Extracted records
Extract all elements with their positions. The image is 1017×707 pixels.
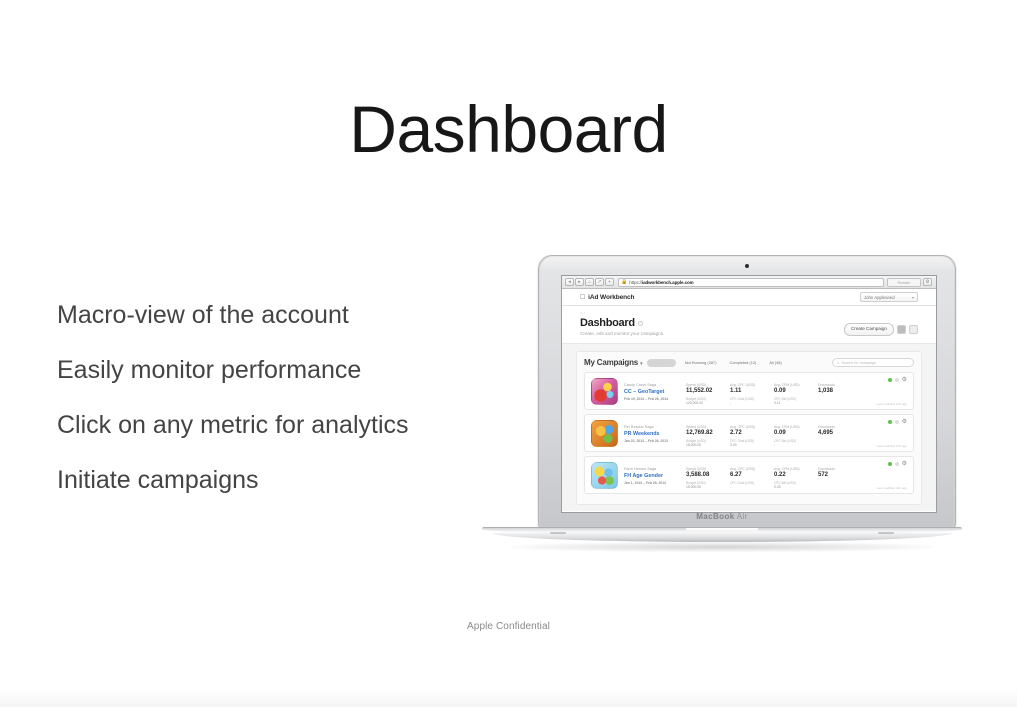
table-row[interactable]: Farm Heroes Saga FH Age Gender Jan 1, 20… — [584, 456, 914, 494]
metric-sub-value: - — [730, 485, 774, 489]
device-model-suffix: Air — [737, 512, 748, 521]
app-name: Pet Rescue Saga — [624, 425, 686, 429]
campaign-link[interactable]: FH Age Gender — [624, 473, 686, 479]
chevron-down-icon: ▾ — [912, 295, 914, 300]
campaign-name-block: Candy Crush Saga CC – GeoTarget Feb 19, … — [624, 378, 686, 401]
campaign-link[interactable]: CC – GeoTarget — [624, 389, 686, 395]
home-icon[interactable]: ⌂ — [585, 278, 594, 286]
gear-icon[interactable]: ⚙ — [902, 377, 907, 383]
url-bar[interactable]: 🔒 https://iadworkbench.apple.com — [618, 278, 884, 287]
gear-icon[interactable]: ⚙ — [902, 461, 907, 467]
info-icon[interactable] — [638, 321, 643, 326]
campaign-search-placeholder: Search for campaign — [841, 361, 876, 365]
laptop-foot-left — [550, 532, 566, 534]
metric-sub-value: - — [730, 401, 774, 405]
metric-label: Spend (USD) — [686, 383, 730, 387]
back-icon[interactable]: ◂ — [565, 278, 574, 286]
metric-cpc[interactable]: Avg. CPC (USD) 2.72 CPC Goal (USD) 3.00 — [730, 420, 774, 447]
chevron-down-icon: ▾ — [640, 361, 642, 367]
row-updated-label: Last modified 14h ago — [877, 402, 907, 406]
app-header-actions: Create Campaign — [844, 323, 918, 336]
status-badge — [888, 462, 892, 466]
metric-sub-value: 120,000.00 — [686, 401, 730, 405]
filter-running[interactable]: Running (3) — [647, 359, 675, 367]
laptop-base-edge — [492, 533, 952, 542]
gear-icon[interactable]: ⚙ — [923, 278, 932, 286]
row-status: ⚙ — [888, 377, 907, 383]
campaign-name-block: Pet Rescue Saga PR Weekends Jan 22, 2013… — [624, 420, 686, 443]
account-dropdown[interactable]: John Appleseed ▾ — [860, 292, 918, 302]
share-icon[interactable]: ↗ — [595, 278, 604, 286]
metric-label: Spend (USD) — [686, 467, 730, 471]
metric-cpc[interactable]: Avg. CPC (USD) 1.11 CPC Goal (USD) - — [730, 378, 774, 405]
metric-cpm[interactable]: Avg. CPM (USD) 0.09 CPC Bid (USD) 0.11 — [774, 378, 818, 405]
metric-label: Avg. CPC (USD) — [730, 425, 774, 429]
metric-downloads[interactable]: Downloads 1,038 — [818, 378, 862, 397]
presentation-slide: Dashboard Macro-view of the account Easi… — [0, 0, 1017, 707]
device-model-label: MacBook Air — [482, 512, 962, 521]
metric-value: 1.11 — [730, 388, 774, 394]
filter-completed[interactable]: Completed (12) — [726, 359, 761, 367]
metric-sub-value: 3.00 — [730, 443, 774, 447]
metric-label: Downloads — [818, 383, 862, 387]
apple-logo-icon:  — [580, 294, 585, 301]
laptop-notch — [686, 528, 758, 532]
row-updated-label: Last modified 14h ago — [877, 444, 907, 448]
browser-toolbar: ◂ ▸ ⌂ ↗ + 🔒 https://iadworkbench.apple.c… — [562, 276, 936, 289]
metric-sub-value: - — [774, 443, 818, 447]
metric-value: 0.09 — [774, 388, 818, 394]
campaign-link[interactable]: PR Weekends — [624, 431, 686, 437]
lock-icon: 🔒 — [621, 279, 627, 285]
metric-value: 0.22 — [774, 472, 818, 478]
list-item: Macro-view of the account — [57, 303, 487, 328]
metric-sub-value: 0.25 — [774, 485, 818, 489]
metric-downloads[interactable]: Downloads 4,695 — [818, 420, 862, 439]
app-name: Farm Heroes Saga — [624, 467, 686, 471]
campaign-search-input[interactable]: ⌕ Search for campaign — [832, 358, 914, 367]
metric-label: Spend (USD) — [686, 425, 730, 429]
campaign-dates: Jan 22, 2013 – Feb 26, 2013 — [624, 439, 686, 443]
row-status: ⚙ — [888, 461, 907, 467]
metric-label: Avg. CPC (USD) — [730, 467, 774, 471]
list-item: Easily monitor performance — [57, 358, 487, 383]
list-view-toggle[interactable] — [909, 325, 918, 334]
table-row[interactable]: Pet Rescue Saga PR Weekends Jan 22, 2013… — [584, 414, 914, 452]
campaign-name-block: Farm Heroes Saga FH Age Gender Jan 1, 20… — [624, 462, 686, 485]
metric-label: Avg. CPM (USD) — [774, 425, 818, 429]
filter-all[interactable]: All (48) — [765, 359, 785, 367]
metric-value: 3,588.08 — [686, 472, 730, 478]
laptop-foot-right — [878, 532, 894, 534]
table-row[interactable]: Candy Crush Saga CC – GeoTarget Feb 19, … — [584, 372, 914, 410]
app-name: Candy Crush Saga — [624, 383, 686, 387]
confidential-footer: Apple Confidential — [0, 621, 1017, 632]
app-icon — [591, 420, 618, 447]
metric-value: 11,552.02 — [686, 388, 730, 394]
row-updated-label: Last modified 14h ago — [877, 486, 907, 490]
bullet-list: Macro-view of the account Easily monitor… — [57, 303, 487, 493]
laptop-base — [482, 527, 962, 543]
browser-window: ◂ ▸ ⌂ ↗ + 🔒 https://iadworkbench.apple.c… — [562, 276, 936, 512]
laptop-bezel: ◂ ▸ ⌂ ↗ + 🔒 https://iadworkbench.apple.c… — [540, 257, 954, 527]
list-item: Click on any metric for analytics — [57, 413, 487, 438]
panel-title-text: My Campaigns — [584, 358, 638, 367]
app-brand:  iAd Workbench — [580, 294, 634, 301]
iad-workbench-app:  iAd Workbench John Appleseed ▾ ⌂ › — [562, 289, 936, 511]
gear-icon[interactable]: ⚙ — [902, 419, 907, 425]
metric-downloads[interactable]: Downloads 572 — [818, 462, 862, 481]
laptop-shadow — [512, 542, 932, 552]
laptop-lid: ◂ ▸ ⌂ ↗ + 🔒 https://iadworkbench.apple.c… — [538, 255, 956, 529]
metric-value: 4,695 — [818, 430, 862, 436]
metric-value: 572 — [818, 472, 862, 478]
status-badge-secondary — [895, 462, 899, 466]
metric-value: 12,769.82 — [686, 430, 730, 436]
metric-sub-value: 18,000.00 — [686, 443, 730, 447]
app-page-header: ⌂ › Dashboard Create, edit and monitor y… — [562, 306, 936, 344]
metric-value: 1,038 — [818, 388, 862, 394]
metric-spend[interactable]: Spend (USD) 3,588.08 Budget (USD) 15,000… — [686, 462, 730, 489]
metric-sub-value: 15,000.00 — [686, 485, 730, 489]
row-status: ⚙ — [888, 419, 907, 425]
browser-toolbar-right: Reader ⚙ — [887, 278, 933, 287]
breadcrumb[interactable]: ⌂ › — [580, 310, 918, 315]
add-tab-icon[interactable]: + — [605, 278, 614, 286]
app-page-title-text: Dashboard — [580, 317, 635, 329]
grid-view-toggle[interactable] — [897, 325, 906, 334]
create-campaign-button[interactable]: Create Campaign — [844, 323, 894, 336]
app-navbar:  iAd Workbench John Appleseed ▾ — [562, 289, 936, 306]
status-badge — [888, 420, 892, 424]
metric-cpm[interactable]: Avg. CPM (USD) 0.22 CPC Bid (USD) 0.25 — [774, 462, 818, 489]
campaign-dates: Jan 1, 2013 – Feb 26, 2013 — [624, 481, 686, 485]
slide-bottom-band — [0, 690, 1017, 707]
camera-icon — [745, 264, 749, 268]
metric-spend[interactable]: Spend (USD) 11,552.02 Budget (USD) 120,0… — [686, 378, 730, 405]
metric-value: 6.27 — [730, 472, 774, 478]
metric-spend[interactable]: Spend (USD) 12,769.82 Budget (USD) 18,00… — [686, 420, 730, 447]
metric-label: Avg. CPC (USD) — [730, 383, 774, 387]
forward-icon[interactable]: ▸ — [575, 278, 584, 286]
app-icon — [591, 378, 618, 405]
metric-label: Downloads — [818, 425, 862, 429]
metric-cpm[interactable]: Avg. CPM (USD) 0.09 CPC Bid (USD) - — [774, 420, 818, 447]
list-item: Initiate campaigns — [57, 468, 487, 493]
page-title: Dashboard — [0, 96, 1017, 162]
url-text: https://iadworkbench.apple.com — [629, 280, 693, 285]
panel-title[interactable]: My Campaigns▾ — [584, 358, 642, 367]
metric-label: Avg. CPM (USD) — [774, 467, 818, 471]
my-campaigns-panel: My Campaigns▾ Running (3) Not Running (2… — [576, 351, 922, 505]
panel-toolbar: My Campaigns▾ Running (3) Not Running (2… — [584, 358, 914, 367]
browser-search-input[interactable]: Reader — [887, 278, 921, 287]
status-badge-secondary — [895, 378, 899, 382]
search-icon: ⌕ — [837, 361, 839, 365]
filter-not-running[interactable]: Not Running (287) — [681, 359, 721, 367]
metric-cpc[interactable]: Avg. CPC (USD) 6.27 CPC Goal (USD) - — [730, 462, 774, 489]
metric-label: Avg. CPM (USD) — [774, 383, 818, 387]
account-name: John Appleseed — [864, 295, 895, 300]
app-brand-label: iAd Workbench — [588, 294, 634, 301]
device-model-prefix: MacBook — [696, 512, 734, 521]
metric-value: 2.72 — [730, 430, 774, 436]
macbook-air-mockup: ◂ ▸ ⌂ ↗ + 🔒 https://iadworkbench.apple.c… — [482, 255, 962, 560]
app-icon — [591, 462, 618, 489]
status-badge — [888, 378, 892, 382]
status-badge-secondary — [895, 420, 899, 424]
laptop-screen: ◂ ▸ ⌂ ↗ + 🔒 https://iadworkbench.apple.c… — [561, 275, 937, 513]
campaign-dates: Feb 19, 2014 – Feb 26, 2014 — [624, 397, 686, 401]
metric-label: Downloads — [818, 467, 862, 471]
metric-value: 0.09 — [774, 430, 818, 436]
metric-sub-value: 0.11 — [774, 401, 818, 405]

## TASK TO CARRY OUT
Select every line of the records that holds the word "Downloads" and copy each one.

## ANSWER IN FULL
metric-downloads[interactable]: Downloads 1,038 — [818, 378, 862, 397]
metric-label: Downloads — [818, 383, 862, 387]
metric-downloads[interactable]: Downloads 4,695 — [818, 420, 862, 439]
metric-downloads[interactable]: Downloads 572 — [818, 462, 862, 481]
metric-label: Downloads — [818, 425, 862, 429]
metric-label: Downloads — [818, 467, 862, 471]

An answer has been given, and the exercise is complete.